[Aim]: Filter the entries below, keeping only lines with the word "title".

[Supplied data]:
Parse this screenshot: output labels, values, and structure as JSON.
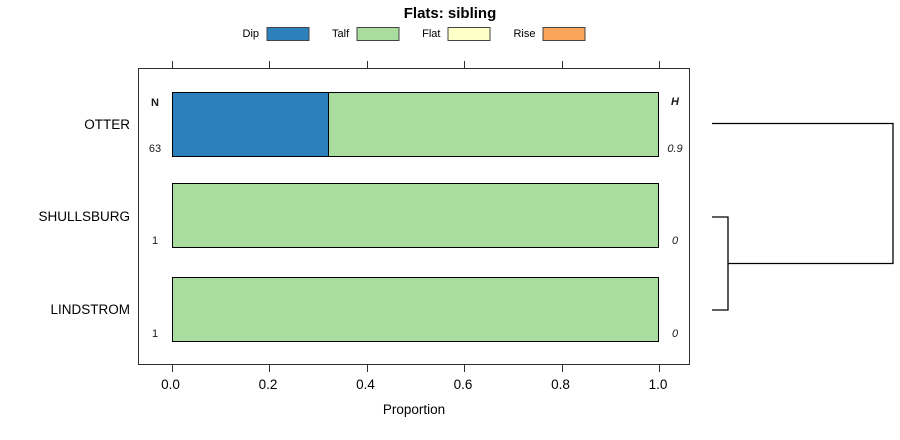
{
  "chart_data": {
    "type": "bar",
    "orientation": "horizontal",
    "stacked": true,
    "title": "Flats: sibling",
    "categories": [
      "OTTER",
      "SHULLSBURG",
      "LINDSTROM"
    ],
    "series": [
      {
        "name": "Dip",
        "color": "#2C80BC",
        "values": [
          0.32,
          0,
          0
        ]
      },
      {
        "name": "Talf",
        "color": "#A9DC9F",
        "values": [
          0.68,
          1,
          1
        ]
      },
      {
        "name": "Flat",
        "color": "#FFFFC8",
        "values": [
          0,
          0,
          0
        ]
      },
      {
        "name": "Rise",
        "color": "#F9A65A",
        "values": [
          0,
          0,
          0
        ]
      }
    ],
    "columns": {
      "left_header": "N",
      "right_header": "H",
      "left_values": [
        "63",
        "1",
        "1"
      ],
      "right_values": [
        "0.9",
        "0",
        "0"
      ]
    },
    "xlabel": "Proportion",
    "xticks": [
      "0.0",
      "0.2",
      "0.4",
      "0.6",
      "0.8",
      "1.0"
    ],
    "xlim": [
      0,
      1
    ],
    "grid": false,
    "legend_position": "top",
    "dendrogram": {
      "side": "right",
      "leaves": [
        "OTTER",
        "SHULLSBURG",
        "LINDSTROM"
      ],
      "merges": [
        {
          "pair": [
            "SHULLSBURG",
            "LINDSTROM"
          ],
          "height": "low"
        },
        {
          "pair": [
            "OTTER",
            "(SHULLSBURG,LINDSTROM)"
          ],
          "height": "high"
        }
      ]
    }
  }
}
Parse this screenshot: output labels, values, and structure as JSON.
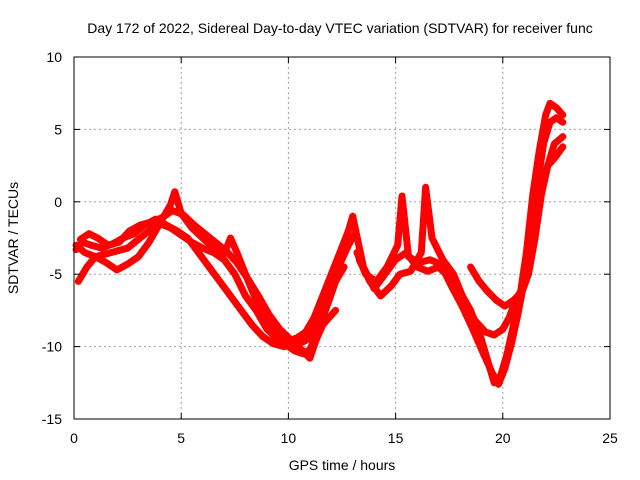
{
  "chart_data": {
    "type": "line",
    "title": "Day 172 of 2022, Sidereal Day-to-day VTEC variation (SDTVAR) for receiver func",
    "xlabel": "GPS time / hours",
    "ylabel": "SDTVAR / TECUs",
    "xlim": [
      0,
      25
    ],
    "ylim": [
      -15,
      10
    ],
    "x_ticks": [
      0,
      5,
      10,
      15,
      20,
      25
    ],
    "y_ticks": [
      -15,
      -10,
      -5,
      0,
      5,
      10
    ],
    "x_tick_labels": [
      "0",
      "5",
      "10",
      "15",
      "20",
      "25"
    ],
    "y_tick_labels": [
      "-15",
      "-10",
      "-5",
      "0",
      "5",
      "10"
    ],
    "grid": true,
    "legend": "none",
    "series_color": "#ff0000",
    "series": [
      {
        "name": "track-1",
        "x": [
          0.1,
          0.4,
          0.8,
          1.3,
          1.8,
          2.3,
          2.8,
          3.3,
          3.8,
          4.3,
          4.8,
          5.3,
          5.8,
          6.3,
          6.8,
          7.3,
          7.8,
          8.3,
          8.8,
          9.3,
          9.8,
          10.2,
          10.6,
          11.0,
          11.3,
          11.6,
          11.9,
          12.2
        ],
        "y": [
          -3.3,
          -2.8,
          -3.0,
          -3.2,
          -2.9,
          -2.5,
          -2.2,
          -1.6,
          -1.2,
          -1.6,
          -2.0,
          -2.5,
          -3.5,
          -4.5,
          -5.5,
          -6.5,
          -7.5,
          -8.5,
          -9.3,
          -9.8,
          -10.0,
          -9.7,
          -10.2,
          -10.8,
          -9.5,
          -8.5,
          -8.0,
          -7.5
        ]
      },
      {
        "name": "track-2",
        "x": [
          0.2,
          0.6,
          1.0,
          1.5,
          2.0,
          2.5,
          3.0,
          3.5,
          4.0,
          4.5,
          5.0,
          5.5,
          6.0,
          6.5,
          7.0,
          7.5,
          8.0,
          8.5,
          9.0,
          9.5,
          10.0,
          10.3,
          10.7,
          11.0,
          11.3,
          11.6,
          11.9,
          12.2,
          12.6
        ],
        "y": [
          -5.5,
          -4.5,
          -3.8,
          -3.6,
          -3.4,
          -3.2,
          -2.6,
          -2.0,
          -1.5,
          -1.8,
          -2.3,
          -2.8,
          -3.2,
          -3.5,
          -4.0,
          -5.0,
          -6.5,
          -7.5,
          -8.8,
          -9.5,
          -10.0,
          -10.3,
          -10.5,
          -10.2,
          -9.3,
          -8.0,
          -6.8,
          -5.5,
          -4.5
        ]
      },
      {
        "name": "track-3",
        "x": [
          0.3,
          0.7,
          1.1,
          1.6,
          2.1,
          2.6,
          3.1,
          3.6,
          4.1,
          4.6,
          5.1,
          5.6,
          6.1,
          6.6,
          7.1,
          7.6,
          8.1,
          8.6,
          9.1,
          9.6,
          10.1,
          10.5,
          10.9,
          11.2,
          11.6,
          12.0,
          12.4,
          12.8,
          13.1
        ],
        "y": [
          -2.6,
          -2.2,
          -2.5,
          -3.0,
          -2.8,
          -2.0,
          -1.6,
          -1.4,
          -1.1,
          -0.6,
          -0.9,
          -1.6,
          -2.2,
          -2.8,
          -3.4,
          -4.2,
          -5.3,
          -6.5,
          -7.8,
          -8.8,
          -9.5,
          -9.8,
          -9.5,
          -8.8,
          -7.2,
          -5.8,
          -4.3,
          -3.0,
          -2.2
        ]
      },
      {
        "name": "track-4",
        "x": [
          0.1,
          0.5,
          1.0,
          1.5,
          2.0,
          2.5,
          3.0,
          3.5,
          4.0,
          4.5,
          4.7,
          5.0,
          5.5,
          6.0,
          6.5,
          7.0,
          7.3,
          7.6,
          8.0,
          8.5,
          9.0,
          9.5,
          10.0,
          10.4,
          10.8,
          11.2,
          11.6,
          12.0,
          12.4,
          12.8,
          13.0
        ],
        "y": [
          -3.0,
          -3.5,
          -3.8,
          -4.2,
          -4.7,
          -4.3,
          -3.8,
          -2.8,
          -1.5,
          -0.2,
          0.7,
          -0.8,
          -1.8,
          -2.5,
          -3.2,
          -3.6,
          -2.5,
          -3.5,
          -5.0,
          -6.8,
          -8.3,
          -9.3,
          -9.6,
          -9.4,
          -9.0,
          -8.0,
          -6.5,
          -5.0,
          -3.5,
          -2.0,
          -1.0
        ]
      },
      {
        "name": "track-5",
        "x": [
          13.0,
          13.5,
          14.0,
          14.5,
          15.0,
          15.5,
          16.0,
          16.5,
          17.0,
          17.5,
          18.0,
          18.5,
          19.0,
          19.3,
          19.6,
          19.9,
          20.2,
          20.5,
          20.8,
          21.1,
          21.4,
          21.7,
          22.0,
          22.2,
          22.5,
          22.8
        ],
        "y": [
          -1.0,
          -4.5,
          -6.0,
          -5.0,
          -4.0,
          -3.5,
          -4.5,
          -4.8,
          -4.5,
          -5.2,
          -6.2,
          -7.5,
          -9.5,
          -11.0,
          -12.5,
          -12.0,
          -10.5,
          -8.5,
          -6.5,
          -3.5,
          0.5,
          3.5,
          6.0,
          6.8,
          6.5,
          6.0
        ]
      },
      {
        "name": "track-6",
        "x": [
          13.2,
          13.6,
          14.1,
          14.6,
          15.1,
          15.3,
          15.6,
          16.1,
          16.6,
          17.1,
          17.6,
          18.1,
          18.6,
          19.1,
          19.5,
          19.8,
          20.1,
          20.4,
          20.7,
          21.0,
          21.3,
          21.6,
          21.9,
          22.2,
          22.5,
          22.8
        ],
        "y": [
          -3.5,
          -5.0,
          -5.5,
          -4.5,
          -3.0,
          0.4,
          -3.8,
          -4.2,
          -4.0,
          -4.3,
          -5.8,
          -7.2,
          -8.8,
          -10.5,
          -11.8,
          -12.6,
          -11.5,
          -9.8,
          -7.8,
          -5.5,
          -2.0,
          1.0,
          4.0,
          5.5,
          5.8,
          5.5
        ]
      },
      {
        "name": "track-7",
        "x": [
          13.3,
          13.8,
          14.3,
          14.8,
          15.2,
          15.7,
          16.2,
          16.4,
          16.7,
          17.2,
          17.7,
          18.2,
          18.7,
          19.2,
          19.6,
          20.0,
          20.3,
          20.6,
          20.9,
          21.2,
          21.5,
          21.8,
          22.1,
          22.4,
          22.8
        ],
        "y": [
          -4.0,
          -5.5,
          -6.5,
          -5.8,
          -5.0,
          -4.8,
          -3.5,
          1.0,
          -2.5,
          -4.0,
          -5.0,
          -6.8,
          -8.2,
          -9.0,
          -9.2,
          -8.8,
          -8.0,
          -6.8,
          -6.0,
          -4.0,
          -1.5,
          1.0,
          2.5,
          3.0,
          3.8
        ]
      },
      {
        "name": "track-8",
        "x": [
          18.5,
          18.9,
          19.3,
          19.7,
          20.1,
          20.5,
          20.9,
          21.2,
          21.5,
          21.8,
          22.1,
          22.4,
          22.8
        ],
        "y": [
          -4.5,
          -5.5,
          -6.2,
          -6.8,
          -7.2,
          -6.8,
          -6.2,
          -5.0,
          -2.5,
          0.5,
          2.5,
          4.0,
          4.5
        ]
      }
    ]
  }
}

[Correct answer]:
    "title": "Flats: sibling",
    "title": "Day 172 of 2022, Sidereal Day-to-day VTEC variation (SDTVAR) for receiver func",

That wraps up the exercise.